== WHAT YOU HAVE TO DO ==
Please write out the complete listing that follows, exactly as it reads.

== RECORDS FOR THIS TASK ==
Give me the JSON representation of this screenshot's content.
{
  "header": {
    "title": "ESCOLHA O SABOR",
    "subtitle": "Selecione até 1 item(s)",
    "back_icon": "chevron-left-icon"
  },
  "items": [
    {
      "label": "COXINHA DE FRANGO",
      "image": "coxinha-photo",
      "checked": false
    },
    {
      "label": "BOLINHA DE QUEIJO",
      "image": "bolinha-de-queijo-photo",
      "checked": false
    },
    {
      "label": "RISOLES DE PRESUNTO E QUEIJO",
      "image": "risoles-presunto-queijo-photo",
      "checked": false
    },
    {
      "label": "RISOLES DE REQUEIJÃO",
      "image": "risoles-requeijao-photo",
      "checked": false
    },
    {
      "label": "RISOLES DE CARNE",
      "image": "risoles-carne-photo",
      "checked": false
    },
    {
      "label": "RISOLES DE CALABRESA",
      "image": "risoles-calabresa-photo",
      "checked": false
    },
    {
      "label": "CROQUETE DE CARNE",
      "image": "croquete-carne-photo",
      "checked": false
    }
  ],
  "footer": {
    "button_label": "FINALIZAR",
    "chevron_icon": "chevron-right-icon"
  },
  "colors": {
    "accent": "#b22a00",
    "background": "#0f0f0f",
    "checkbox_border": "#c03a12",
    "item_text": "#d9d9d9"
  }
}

== RESULT OF THE TASK ==
Give me the JSON representation of this screenshot's content.
{
  "header": {
    "title": "ESCOLHA O SABOR",
    "subtitle": "Selecione até 1 item(s)",
    "back_icon": "chevron-left-icon"
  },
  "items": [
    {
      "label": "COXINHA DE FRANGO",
      "image": "coxinha-photo",
      "checked": false
    },
    {
      "label": "BOLINHA DE QUEIJO",
      "image": "bolinha-de-queijo-photo",
      "checked": false
    },
    {
      "label": "RISOLES DE PRESUNTO E QUEIJO",
      "image": "risoles-presunto-queijo-photo",
      "checked": false
    },
    {
      "label": "RISOLES DE REQUEIJÃO",
      "image": "risoles-requeijao-photo",
      "checked": false
    },
    {
      "label": "RISOLES DE CARNE",
      "image": "risoles-carne-photo",
      "checked": false
    },
    {
      "label": "RISOLES DE CALABRESA",
      "image": "risoles-calabresa-photo",
      "checked": false
    },
    {
      "label": "CROQUETE DE CARNE",
      "image": "croquete-carne-photo",
      "checked": false
    }
  ],
  "footer": {
    "button_label": "FINALIZAR",
    "chevron_icon": "chevron-right-icon"
  },
  "colors": {
    "accent": "#b22a00",
    "background": "#0f0f0f",
    "checkbox_border": "#c03a12",
    "item_text": "#d9d9d9"
  }
}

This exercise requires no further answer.